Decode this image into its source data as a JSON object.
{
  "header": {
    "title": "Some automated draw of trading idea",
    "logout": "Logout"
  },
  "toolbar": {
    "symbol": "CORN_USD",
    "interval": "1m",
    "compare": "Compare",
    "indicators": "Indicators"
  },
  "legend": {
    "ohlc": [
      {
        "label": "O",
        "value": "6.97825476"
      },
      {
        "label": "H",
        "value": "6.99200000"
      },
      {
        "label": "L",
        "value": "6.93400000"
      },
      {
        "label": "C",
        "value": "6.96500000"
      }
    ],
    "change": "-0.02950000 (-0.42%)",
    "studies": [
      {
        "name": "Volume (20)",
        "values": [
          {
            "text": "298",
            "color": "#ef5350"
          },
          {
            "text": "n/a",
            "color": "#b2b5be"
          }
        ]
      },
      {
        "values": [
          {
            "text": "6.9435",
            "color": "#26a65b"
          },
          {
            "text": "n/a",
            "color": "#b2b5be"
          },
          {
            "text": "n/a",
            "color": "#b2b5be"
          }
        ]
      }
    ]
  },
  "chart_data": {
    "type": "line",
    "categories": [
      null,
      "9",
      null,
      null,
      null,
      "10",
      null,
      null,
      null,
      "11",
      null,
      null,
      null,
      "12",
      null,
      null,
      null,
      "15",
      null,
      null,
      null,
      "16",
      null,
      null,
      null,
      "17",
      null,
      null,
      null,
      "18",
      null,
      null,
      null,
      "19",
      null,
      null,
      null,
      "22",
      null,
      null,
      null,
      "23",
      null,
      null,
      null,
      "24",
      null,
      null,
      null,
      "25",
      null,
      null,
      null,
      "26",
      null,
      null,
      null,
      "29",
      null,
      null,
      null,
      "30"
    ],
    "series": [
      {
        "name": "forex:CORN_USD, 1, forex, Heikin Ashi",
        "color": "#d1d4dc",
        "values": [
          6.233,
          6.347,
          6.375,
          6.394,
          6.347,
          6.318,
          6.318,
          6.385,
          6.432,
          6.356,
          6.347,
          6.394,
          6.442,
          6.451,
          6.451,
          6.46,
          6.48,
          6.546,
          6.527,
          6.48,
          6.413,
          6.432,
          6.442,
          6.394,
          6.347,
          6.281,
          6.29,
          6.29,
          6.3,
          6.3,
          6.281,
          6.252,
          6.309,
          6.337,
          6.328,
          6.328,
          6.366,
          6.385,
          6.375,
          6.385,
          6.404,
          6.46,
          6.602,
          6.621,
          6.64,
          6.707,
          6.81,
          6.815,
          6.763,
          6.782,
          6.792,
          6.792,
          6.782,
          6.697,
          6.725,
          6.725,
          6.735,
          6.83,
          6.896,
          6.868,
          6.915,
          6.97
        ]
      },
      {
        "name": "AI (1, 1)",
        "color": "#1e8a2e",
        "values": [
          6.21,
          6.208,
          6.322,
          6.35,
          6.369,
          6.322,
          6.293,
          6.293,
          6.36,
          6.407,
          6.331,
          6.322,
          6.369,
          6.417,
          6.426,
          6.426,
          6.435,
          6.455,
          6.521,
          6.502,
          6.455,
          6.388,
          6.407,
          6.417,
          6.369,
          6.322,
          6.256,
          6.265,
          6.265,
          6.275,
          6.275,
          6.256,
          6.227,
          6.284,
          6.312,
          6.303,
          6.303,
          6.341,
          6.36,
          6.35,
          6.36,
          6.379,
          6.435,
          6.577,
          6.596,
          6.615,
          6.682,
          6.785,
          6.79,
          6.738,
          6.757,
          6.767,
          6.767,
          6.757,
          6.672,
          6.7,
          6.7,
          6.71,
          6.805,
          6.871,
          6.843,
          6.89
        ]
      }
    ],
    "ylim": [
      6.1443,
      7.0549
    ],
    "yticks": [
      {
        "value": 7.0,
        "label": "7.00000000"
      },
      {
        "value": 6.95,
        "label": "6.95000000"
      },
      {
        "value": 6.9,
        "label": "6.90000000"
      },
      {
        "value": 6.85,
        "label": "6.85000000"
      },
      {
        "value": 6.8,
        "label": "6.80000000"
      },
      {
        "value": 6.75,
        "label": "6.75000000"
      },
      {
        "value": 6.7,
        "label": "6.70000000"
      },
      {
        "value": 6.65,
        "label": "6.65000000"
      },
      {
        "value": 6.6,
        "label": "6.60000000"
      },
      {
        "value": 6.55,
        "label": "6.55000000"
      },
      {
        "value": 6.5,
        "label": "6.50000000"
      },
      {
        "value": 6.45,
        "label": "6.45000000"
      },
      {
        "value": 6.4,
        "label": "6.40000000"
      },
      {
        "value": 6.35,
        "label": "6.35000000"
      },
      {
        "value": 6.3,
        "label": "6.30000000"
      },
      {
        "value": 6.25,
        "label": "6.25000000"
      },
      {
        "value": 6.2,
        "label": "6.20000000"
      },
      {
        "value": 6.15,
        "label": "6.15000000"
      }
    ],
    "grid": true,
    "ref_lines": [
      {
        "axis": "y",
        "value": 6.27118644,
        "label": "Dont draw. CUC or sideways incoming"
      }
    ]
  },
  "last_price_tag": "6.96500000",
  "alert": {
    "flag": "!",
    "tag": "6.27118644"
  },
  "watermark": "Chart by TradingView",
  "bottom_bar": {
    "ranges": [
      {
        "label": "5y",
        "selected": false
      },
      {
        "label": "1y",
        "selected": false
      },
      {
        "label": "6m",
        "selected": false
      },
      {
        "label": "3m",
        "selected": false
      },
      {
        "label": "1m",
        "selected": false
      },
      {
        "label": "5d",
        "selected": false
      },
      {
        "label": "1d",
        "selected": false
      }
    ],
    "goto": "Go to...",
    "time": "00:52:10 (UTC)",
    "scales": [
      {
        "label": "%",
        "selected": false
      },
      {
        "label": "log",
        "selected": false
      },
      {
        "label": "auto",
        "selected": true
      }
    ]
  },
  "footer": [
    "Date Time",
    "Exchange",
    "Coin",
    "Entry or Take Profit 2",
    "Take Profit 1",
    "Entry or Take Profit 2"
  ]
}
_ _ _ _
- _Given task_: Working from the entries above, return all lines that contain "Entry".

- _Answer below_:
    "Entry or Take Profit 2",
    "Entry or Take Profit 2"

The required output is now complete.